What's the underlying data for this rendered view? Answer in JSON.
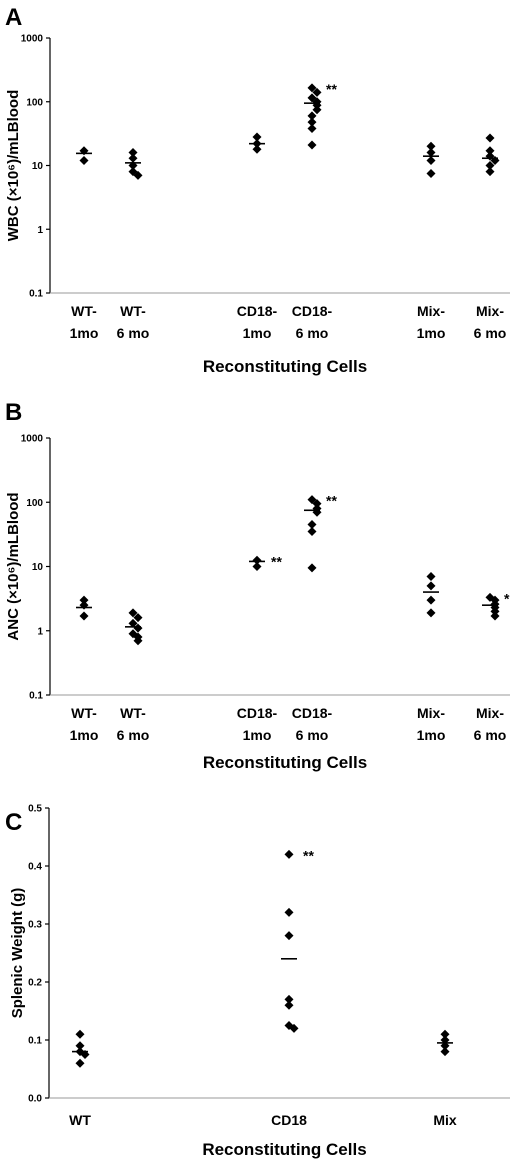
{
  "chart_data": [
    {
      "type": "scatter",
      "panel": "A",
      "ylabel": "WBC (×10⁶)/mLBlood",
      "xlabel": "Reconstituting Cells",
      "yscale": "log",
      "ylim": [
        0.1,
        1000
      ],
      "yticks": [
        "0.1",
        "1",
        "10",
        "100",
        "1000"
      ],
      "grid": false,
      "groups": [
        {
          "label": [
            "WT-",
            "1mo"
          ],
          "values": [
            17,
            12
          ],
          "mean": 15.5,
          "annotation": ""
        },
        {
          "label": [
            "WT-",
            "6 mo"
          ],
          "values": [
            16,
            13,
            10,
            8,
            7
          ],
          "mean": 11,
          "annotation": ""
        },
        {
          "label": [
            "CD18-",
            "1mo"
          ],
          "values": [
            28,
            22,
            18
          ],
          "mean": 22,
          "annotation": ""
        },
        {
          "label": [
            "CD18-",
            "6 mo"
          ],
          "values": [
            165,
            140,
            115,
            100,
            88,
            75,
            60,
            48,
            38,
            21
          ],
          "mean": 95,
          "annotation": "**"
        },
        {
          "label": [
            "Mix-",
            "1mo"
          ],
          "values": [
            20,
            16,
            12,
            7.5
          ],
          "mean": 14,
          "annotation": ""
        },
        {
          "label": [
            "Mix-",
            "6 mo"
          ],
          "values": [
            27,
            17,
            14,
            12,
            10,
            8
          ],
          "mean": 13,
          "annotation": ""
        }
      ]
    },
    {
      "type": "scatter",
      "panel": "B",
      "ylabel": "ANC (×10⁶)/mLBlood",
      "xlabel": "Reconstituting Cells",
      "yscale": "log",
      "ylim": [
        0.1,
        1000
      ],
      "yticks": [
        "0.1",
        "1",
        "10",
        "100",
        "1000"
      ],
      "grid": false,
      "groups": [
        {
          "label": [
            "WT-",
            "1mo"
          ],
          "values": [
            3.0,
            2.5,
            1.7
          ],
          "mean": 2.3,
          "annotation": ""
        },
        {
          "label": [
            "WT-",
            "6 mo"
          ],
          "values": [
            1.9,
            1.6,
            1.3,
            1.1,
            0.9,
            0.8,
            0.7
          ],
          "mean": 1.15,
          "annotation": ""
        },
        {
          "label": [
            "CD18-",
            "1mo"
          ],
          "values": [
            12.5,
            10
          ],
          "mean": 12,
          "annotation": "**"
        },
        {
          "label": [
            "CD18-",
            "6 mo"
          ],
          "values": [
            110,
            95,
            80,
            70,
            45,
            35,
            9.5
          ],
          "mean": 75,
          "annotation": "**"
        },
        {
          "label": [
            "Mix-",
            "1mo"
          ],
          "values": [
            7.0,
            5.0,
            3.0,
            1.9
          ],
          "mean": 4.0,
          "annotation": ""
        },
        {
          "label": [
            "Mix-",
            "6 mo"
          ],
          "values": [
            3.3,
            3.0,
            2.6,
            2.3,
            2.0,
            1.7
          ],
          "mean": 2.5,
          "annotation": "*"
        }
      ]
    },
    {
      "type": "scatter",
      "panel": "C",
      "ylabel": "Splenic Weight (g)",
      "xlabel": "Reconstituting Cells",
      "yscale": "linear",
      "ylim": [
        0.0,
        0.5
      ],
      "yticks": [
        "0.0",
        "0.1",
        "0.2",
        "0.3",
        "0.4",
        "0.5"
      ],
      "grid": false,
      "groups": [
        {
          "label": [
            "WT"
          ],
          "values": [
            0.11,
            0.09,
            0.08,
            0.075,
            0.06
          ],
          "mean": 0.08,
          "annotation": ""
        },
        {
          "label": [
            "CD18"
          ],
          "values": [
            0.42,
            0.32,
            0.28,
            0.17,
            0.16,
            0.125,
            0.12
          ],
          "mean": 0.24,
          "annotation": "**"
        },
        {
          "label": [
            "Mix"
          ],
          "values": [
            0.11,
            0.1,
            0.09,
            0.08
          ],
          "mean": 0.095,
          "annotation": ""
        }
      ]
    }
  ]
}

## Task to complete:
Through to the final line, copy the material above exactly and skip the images.

## Written response:
What's the underlying data for this rendered view? Answer in JSON.
{
  "chart_data": [
    {
      "type": "scatter",
      "panel": "A",
      "ylabel": "WBC (×10⁶)/mLBlood",
      "xlabel": "Reconstituting Cells",
      "yscale": "log",
      "ylim": [
        0.1,
        1000
      ],
      "yticks": [
        "0.1",
        "1",
        "10",
        "100",
        "1000"
      ],
      "grid": false,
      "groups": [
        {
          "label": [
            "WT-",
            "1mo"
          ],
          "values": [
            17,
            12
          ],
          "mean": 15.5,
          "annotation": ""
        },
        {
          "label": [
            "WT-",
            "6 mo"
          ],
          "values": [
            16,
            13,
            10,
            8,
            7
          ],
          "mean": 11,
          "annotation": ""
        },
        {
          "label": [
            "CD18-",
            "1mo"
          ],
          "values": [
            28,
            22,
            18
          ],
          "mean": 22,
          "annotation": ""
        },
        {
          "label": [
            "CD18-",
            "6 mo"
          ],
          "values": [
            165,
            140,
            115,
            100,
            88,
            75,
            60,
            48,
            38,
            21
          ],
          "mean": 95,
          "annotation": "**"
        },
        {
          "label": [
            "Mix-",
            "1mo"
          ],
          "values": [
            20,
            16,
            12,
            7.5
          ],
          "mean": 14,
          "annotation": ""
        },
        {
          "label": [
            "Mix-",
            "6 mo"
          ],
          "values": [
            27,
            17,
            14,
            12,
            10,
            8
          ],
          "mean": 13,
          "annotation": ""
        }
      ]
    },
    {
      "type": "scatter",
      "panel": "B",
      "ylabel": "ANC (×10⁶)/mLBlood",
      "xlabel": "Reconstituting Cells",
      "yscale": "log",
      "ylim": [
        0.1,
        1000
      ],
      "yticks": [
        "0.1",
        "1",
        "10",
        "100",
        "1000"
      ],
      "grid": false,
      "groups": [
        {
          "label": [
            "WT-",
            "1mo"
          ],
          "values": [
            3.0,
            2.5,
            1.7
          ],
          "mean": 2.3,
          "annotation": ""
        },
        {
          "label": [
            "WT-",
            "6 mo"
          ],
          "values": [
            1.9,
            1.6,
            1.3,
            1.1,
            0.9,
            0.8,
            0.7
          ],
          "mean": 1.15,
          "annotation": ""
        },
        {
          "label": [
            "CD18-",
            "1mo"
          ],
          "values": [
            12.5,
            10
          ],
          "mean": 12,
          "annotation": "**"
        },
        {
          "label": [
            "CD18-",
            "6 mo"
          ],
          "values": [
            110,
            95,
            80,
            70,
            45,
            35,
            9.5
          ],
          "mean": 75,
          "annotation": "**"
        },
        {
          "label": [
            "Mix-",
            "1mo"
          ],
          "values": [
            7.0,
            5.0,
            3.0,
            1.9
          ],
          "mean": 4.0,
          "annotation": ""
        },
        {
          "label": [
            "Mix-",
            "6 mo"
          ],
          "values": [
            3.3,
            3.0,
            2.6,
            2.3,
            2.0,
            1.7
          ],
          "mean": 2.5,
          "annotation": "*"
        }
      ]
    },
    {
      "type": "scatter",
      "panel": "C",
      "ylabel": "Splenic Weight (g)",
      "xlabel": "Reconstituting Cells",
      "yscale": "linear",
      "ylim": [
        0.0,
        0.5
      ],
      "yticks": [
        "0.0",
        "0.1",
        "0.2",
        "0.3",
        "0.4",
        "0.5"
      ],
      "grid": false,
      "groups": [
        {
          "label": [
            "WT"
          ],
          "values": [
            0.11,
            0.09,
            0.08,
            0.075,
            0.06
          ],
          "mean": 0.08,
          "annotation": ""
        },
        {
          "label": [
            "CD18"
          ],
          "values": [
            0.42,
            0.32,
            0.28,
            0.17,
            0.16,
            0.125,
            0.12
          ],
          "mean": 0.24,
          "annotation": "**"
        },
        {
          "label": [
            "Mix"
          ],
          "values": [
            0.11,
            0.1,
            0.09,
            0.08
          ],
          "mean": 0.095,
          "annotation": ""
        }
      ]
    }
  ]
}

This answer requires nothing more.